TO DO:
Extract all lines in the data that contain the word "page".

DATASET EXCERPTS:
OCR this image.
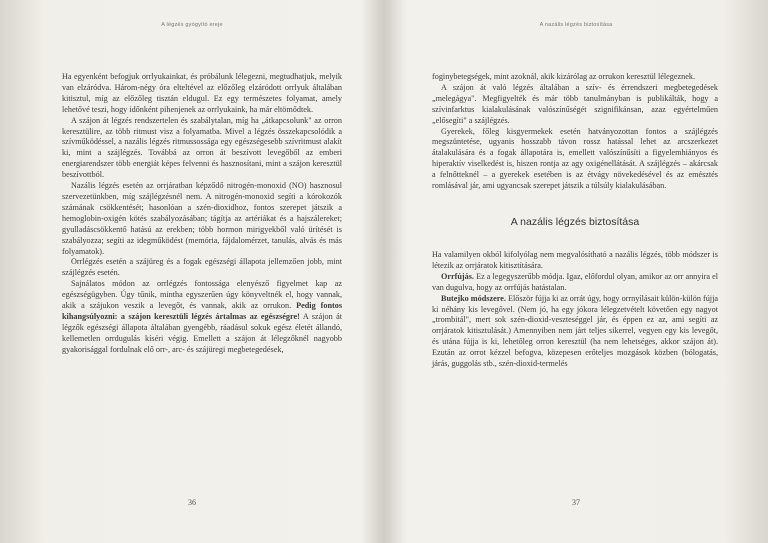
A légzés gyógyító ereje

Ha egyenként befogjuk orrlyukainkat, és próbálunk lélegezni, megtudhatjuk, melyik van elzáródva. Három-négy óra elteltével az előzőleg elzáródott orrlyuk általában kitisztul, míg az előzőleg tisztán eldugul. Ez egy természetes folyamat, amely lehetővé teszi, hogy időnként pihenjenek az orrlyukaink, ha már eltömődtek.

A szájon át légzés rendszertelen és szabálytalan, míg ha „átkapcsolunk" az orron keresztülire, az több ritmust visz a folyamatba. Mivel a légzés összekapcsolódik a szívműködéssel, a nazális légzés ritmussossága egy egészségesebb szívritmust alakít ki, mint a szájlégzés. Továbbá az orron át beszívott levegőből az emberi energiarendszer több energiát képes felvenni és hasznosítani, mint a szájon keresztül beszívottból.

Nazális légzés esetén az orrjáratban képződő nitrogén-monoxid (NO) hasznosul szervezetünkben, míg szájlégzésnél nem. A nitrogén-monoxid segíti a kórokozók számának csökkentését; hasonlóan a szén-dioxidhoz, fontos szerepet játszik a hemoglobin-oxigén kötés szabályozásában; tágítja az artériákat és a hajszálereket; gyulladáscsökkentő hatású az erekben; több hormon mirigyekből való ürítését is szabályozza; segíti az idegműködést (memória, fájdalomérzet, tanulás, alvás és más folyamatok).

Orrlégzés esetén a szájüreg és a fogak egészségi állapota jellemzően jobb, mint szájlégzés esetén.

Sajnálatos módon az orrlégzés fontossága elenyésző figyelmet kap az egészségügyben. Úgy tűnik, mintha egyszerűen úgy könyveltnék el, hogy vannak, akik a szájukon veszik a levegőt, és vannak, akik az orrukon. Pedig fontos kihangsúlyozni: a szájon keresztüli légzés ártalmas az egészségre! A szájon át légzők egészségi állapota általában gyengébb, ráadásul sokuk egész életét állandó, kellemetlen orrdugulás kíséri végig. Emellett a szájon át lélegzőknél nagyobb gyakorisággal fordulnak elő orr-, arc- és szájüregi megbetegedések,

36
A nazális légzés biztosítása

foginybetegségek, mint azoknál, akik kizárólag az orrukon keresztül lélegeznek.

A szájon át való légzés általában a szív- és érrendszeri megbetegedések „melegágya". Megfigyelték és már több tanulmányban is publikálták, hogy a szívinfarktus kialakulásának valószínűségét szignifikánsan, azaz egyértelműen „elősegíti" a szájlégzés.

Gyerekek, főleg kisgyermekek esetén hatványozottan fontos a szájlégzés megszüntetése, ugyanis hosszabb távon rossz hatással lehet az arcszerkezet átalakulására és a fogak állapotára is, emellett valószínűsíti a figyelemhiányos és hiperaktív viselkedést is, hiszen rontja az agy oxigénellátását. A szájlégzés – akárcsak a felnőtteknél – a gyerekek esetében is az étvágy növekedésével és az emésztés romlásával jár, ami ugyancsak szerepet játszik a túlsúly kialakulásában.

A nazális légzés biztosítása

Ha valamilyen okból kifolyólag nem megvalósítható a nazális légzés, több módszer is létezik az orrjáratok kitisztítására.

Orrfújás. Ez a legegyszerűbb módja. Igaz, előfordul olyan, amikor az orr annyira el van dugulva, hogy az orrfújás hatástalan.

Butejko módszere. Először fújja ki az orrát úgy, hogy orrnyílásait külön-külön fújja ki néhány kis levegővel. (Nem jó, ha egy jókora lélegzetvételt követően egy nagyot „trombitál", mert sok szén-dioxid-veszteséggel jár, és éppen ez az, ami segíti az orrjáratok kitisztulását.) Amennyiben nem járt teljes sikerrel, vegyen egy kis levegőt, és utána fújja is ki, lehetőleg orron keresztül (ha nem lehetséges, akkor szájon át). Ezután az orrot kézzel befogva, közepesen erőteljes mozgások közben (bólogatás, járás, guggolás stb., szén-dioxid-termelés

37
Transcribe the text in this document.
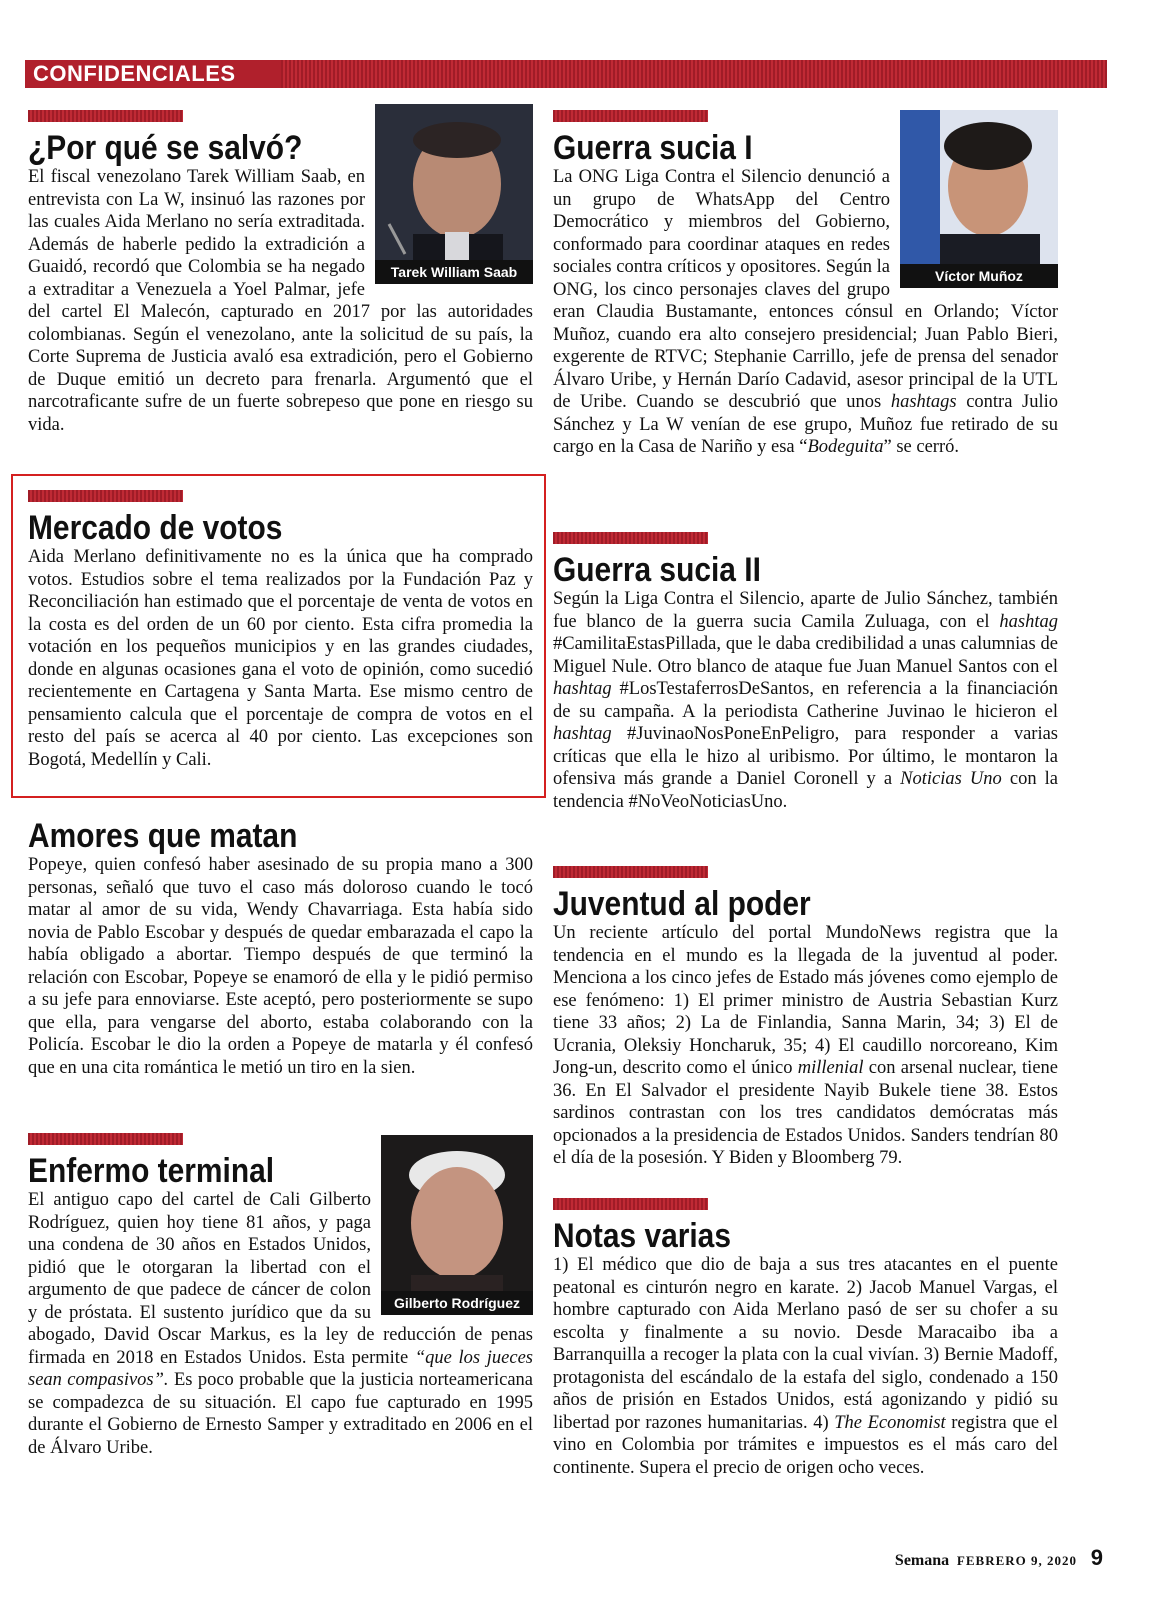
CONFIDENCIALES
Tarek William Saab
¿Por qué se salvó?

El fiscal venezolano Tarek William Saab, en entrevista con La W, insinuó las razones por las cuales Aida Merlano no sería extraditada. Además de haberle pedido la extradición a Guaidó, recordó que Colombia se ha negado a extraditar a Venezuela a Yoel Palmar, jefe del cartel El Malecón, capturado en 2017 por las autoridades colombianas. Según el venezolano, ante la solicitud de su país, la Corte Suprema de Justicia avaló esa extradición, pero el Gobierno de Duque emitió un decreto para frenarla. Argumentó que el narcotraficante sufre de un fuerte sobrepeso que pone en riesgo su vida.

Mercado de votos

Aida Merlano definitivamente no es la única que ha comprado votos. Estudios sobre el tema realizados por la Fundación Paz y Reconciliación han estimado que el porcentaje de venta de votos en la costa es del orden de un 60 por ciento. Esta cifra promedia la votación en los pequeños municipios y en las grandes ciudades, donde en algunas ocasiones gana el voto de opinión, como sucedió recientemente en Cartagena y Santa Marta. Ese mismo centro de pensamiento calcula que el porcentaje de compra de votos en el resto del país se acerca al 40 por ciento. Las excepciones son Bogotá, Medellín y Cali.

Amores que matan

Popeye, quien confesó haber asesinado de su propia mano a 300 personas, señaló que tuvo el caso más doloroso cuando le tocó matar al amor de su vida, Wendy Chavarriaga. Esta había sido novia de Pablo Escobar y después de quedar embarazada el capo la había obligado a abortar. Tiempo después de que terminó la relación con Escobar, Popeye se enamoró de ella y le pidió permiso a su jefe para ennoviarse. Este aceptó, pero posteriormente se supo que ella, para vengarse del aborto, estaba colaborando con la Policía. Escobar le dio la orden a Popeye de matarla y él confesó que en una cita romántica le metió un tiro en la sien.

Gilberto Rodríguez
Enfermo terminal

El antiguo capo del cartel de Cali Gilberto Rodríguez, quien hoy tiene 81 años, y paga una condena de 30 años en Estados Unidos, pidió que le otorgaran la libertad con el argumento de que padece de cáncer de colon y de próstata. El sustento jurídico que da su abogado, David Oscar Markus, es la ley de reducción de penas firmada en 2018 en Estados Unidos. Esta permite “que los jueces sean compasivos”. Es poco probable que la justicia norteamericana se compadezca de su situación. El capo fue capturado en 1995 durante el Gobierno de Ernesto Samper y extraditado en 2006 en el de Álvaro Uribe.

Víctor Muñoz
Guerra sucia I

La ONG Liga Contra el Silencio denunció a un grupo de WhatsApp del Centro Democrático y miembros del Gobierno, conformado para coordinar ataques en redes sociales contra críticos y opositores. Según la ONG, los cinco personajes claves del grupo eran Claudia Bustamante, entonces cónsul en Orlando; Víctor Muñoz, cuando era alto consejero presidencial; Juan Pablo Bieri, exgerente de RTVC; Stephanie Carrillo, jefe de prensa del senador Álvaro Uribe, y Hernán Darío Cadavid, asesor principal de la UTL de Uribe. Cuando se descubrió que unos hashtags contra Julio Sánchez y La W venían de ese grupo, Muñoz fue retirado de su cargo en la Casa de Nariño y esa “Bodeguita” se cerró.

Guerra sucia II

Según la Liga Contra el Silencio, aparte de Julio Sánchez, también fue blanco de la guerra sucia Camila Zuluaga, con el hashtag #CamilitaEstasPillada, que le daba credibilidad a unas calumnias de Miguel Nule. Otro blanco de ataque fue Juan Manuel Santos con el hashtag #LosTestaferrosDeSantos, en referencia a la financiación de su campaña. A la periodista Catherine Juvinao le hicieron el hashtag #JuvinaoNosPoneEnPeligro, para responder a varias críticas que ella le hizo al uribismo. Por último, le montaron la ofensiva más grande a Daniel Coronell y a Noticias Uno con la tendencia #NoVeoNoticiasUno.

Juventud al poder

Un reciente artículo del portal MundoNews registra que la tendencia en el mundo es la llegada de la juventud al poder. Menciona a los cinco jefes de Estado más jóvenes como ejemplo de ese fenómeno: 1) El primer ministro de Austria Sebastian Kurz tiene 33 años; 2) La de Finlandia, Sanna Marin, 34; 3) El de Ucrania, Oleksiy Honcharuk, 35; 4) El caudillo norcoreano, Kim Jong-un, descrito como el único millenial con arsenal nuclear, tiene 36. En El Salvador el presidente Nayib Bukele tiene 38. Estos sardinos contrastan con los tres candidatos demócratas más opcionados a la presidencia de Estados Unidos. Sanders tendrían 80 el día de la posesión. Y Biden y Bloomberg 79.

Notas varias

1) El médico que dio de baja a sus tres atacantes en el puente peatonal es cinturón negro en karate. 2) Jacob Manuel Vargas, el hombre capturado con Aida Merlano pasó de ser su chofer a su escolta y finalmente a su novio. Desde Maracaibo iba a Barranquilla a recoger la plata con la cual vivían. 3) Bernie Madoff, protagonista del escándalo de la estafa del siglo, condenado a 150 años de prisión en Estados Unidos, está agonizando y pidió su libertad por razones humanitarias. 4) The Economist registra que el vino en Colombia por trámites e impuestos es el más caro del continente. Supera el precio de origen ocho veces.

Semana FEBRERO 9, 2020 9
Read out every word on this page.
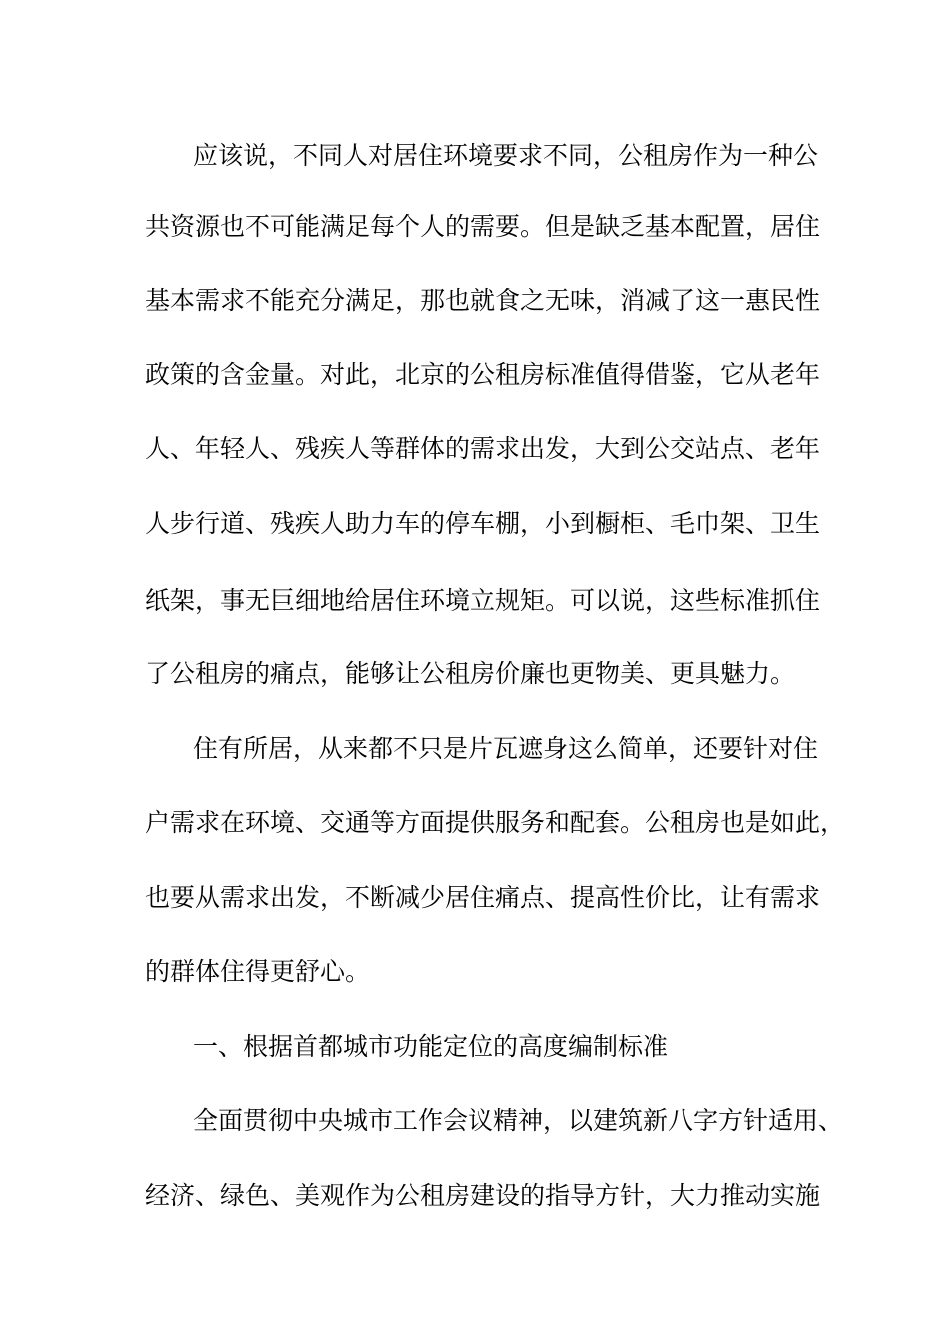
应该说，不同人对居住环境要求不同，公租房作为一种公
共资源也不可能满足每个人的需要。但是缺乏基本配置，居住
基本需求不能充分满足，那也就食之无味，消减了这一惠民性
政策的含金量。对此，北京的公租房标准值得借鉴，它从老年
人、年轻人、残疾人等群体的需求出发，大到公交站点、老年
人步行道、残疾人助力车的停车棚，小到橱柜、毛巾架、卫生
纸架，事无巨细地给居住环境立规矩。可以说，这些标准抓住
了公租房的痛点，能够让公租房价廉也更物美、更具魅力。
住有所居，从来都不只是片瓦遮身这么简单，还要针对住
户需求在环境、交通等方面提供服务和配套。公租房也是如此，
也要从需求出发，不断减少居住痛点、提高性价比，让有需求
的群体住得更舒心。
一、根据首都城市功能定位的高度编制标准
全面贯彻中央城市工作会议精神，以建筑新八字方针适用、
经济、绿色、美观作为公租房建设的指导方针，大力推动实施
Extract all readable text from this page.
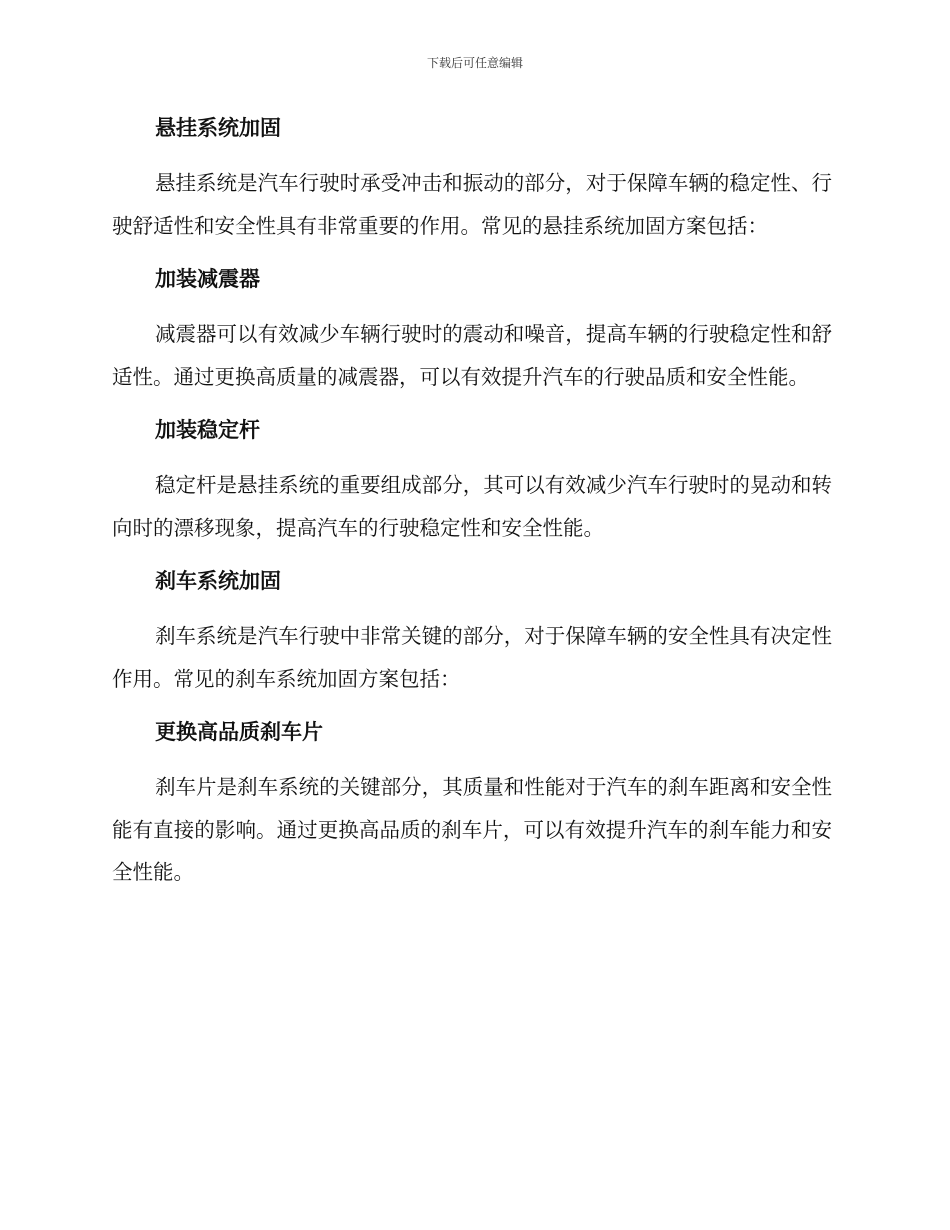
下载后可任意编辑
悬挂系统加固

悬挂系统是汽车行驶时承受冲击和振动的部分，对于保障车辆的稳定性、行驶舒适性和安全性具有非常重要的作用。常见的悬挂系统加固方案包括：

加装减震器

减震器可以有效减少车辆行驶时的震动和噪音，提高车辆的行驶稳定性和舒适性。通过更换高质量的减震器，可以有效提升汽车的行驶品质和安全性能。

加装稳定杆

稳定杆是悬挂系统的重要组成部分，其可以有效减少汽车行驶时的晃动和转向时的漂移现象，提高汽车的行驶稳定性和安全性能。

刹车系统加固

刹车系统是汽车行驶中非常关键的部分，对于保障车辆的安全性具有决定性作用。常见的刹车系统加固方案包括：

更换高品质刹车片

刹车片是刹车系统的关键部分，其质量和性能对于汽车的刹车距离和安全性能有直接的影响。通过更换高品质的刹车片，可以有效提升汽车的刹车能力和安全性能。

RESULT OF THE EXERCISE:
Read out every word on this page.
Extract all readable text from this page.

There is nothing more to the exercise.